### Requirements
List each line of the data that holds the word "your".
-- START OF Exercise material --
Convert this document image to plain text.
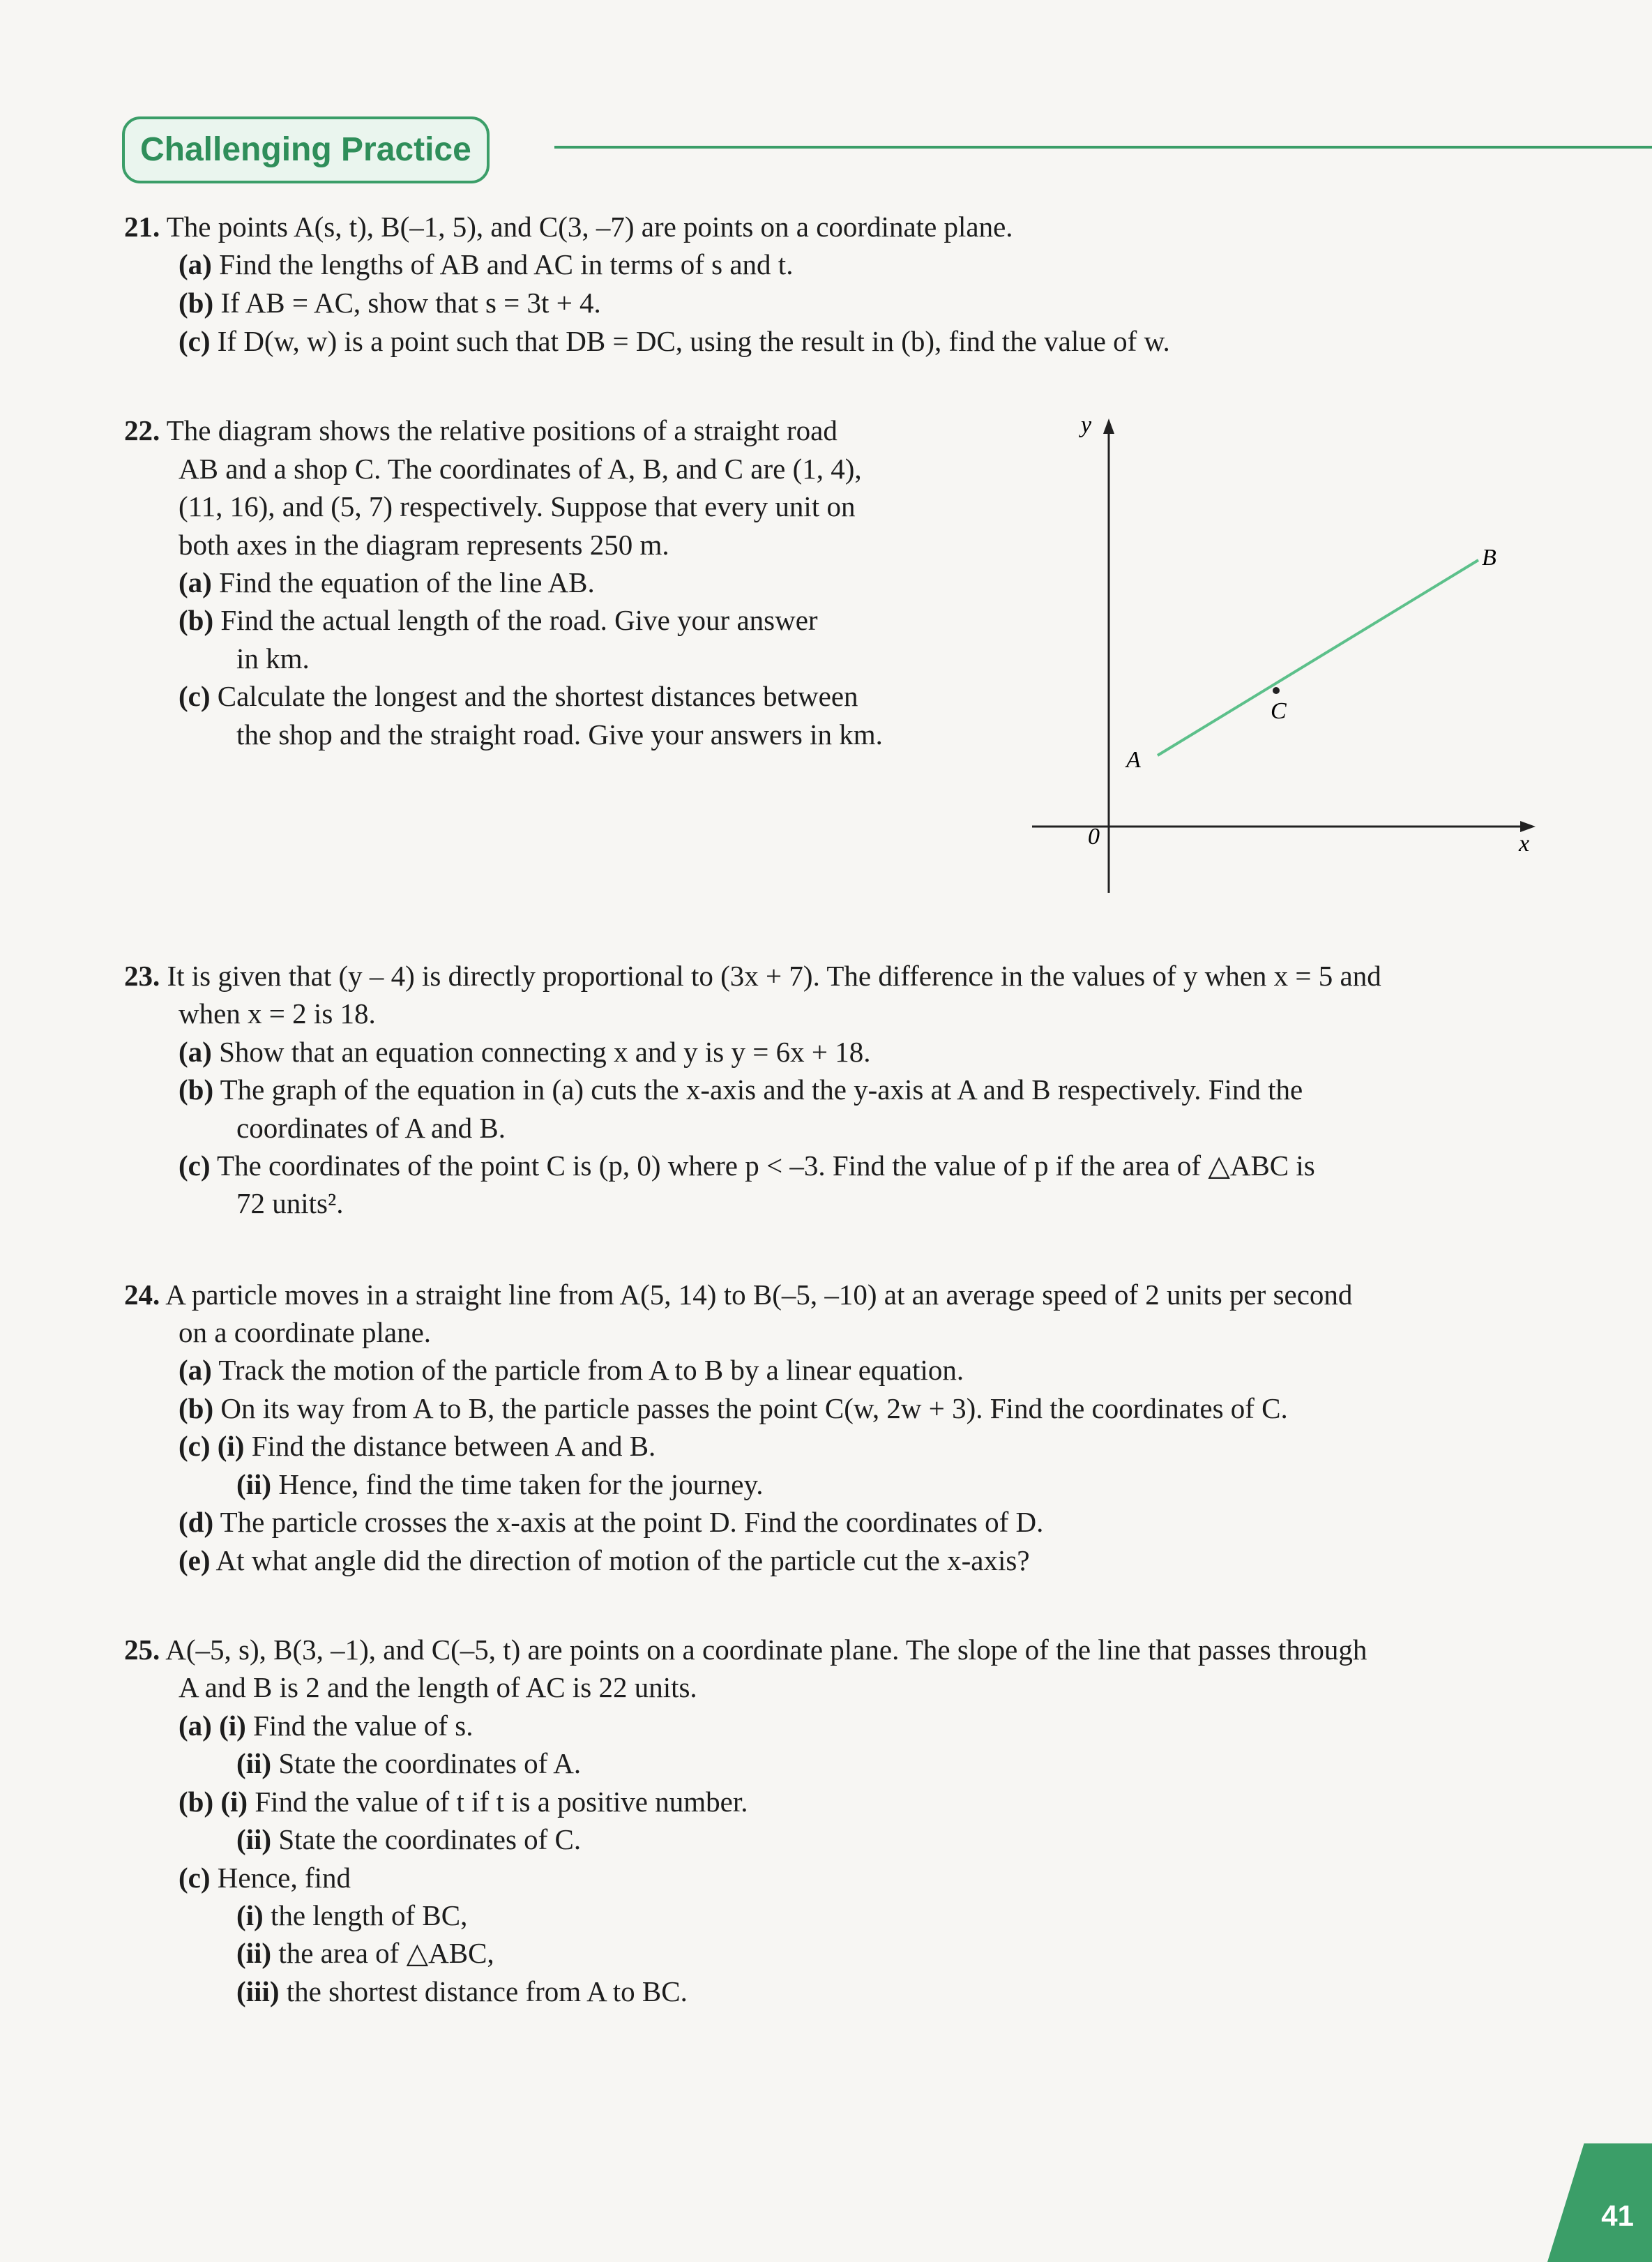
Challenging Practice
21. The points A(s, t), B(–1, 5), and C(3, –7) are points on a coordinate plane.
(a) Find the lengths of AB and AC in terms of s and t.
(b) If AB = AC, show that s = 3t + 4.
(c) If D(w, w) is a point such that DB = DC, using the result in (b), find the value of w.
22. The diagram shows the relative positions of a straight road
AB and a shop C. The coordinates of A, B, and C are (1, 4),
(11, 16), and (5, 7) respectively. Suppose that every unit on
both axes in the diagram represents 250 m.
(a) Find the equation of the line AB.
(b) Find the actual length of the road. Give your answer
in km.
(c) Calculate the longest and the shortest distances between
the shop and the straight road. Give your answers in km.
y
x
0
A
B
C
23. It is given that (y – 4) is directly proportional to (3x + 7). The difference in the values of y when x = 5 and
when x = 2 is 18.
(a) Show that an equation connecting x and y is y = 6x + 18.
(b) The graph of the equation in (a) cuts the x-axis and the y-axis at A and B respectively. Find the
coordinates of A and B.
(c) The coordinates of the point C is (p, 0) where p < –3. Find the value of p if the area of △ABC is
72 units².
24. A particle moves in a straight line from A(5, 14) to B(–5, –10) at an average speed of 2 units per second
on a coordinate plane.
(a) Track the motion of the particle from A to B by a linear equation.
(b) On its way from A to B, the particle passes the point C(w, 2w + 3). Find the coordinates of C.
(c) (i) Find the distance between A and B.
(ii) Hence, find the time taken for the journey.
(d) The particle crosses the x-axis at the point D. Find the coordinates of D.
(e) At what angle did the direction of motion of the particle cut the x-axis?
25. A(–5, s), B(3, –1), and C(–5, t) are points on a coordinate plane. The slope of the line that passes through
A and B is 2 and the length of AC is 22 units.
(a) (i) Find the value of s.
(ii) State the coordinates of A.
(b) (i) Find the value of t if t is a positive number.
(ii) State the coordinates of C.
(c) Hence, find
(i) the length of BC,
(ii) the area of △ABC,
(iii) the shortest distance from A to BC.
41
-- END OF Exercise material --
### Right answer
(b) Find the actual length of the road. Give your answer
the shop and the straight road. Give your answers in km.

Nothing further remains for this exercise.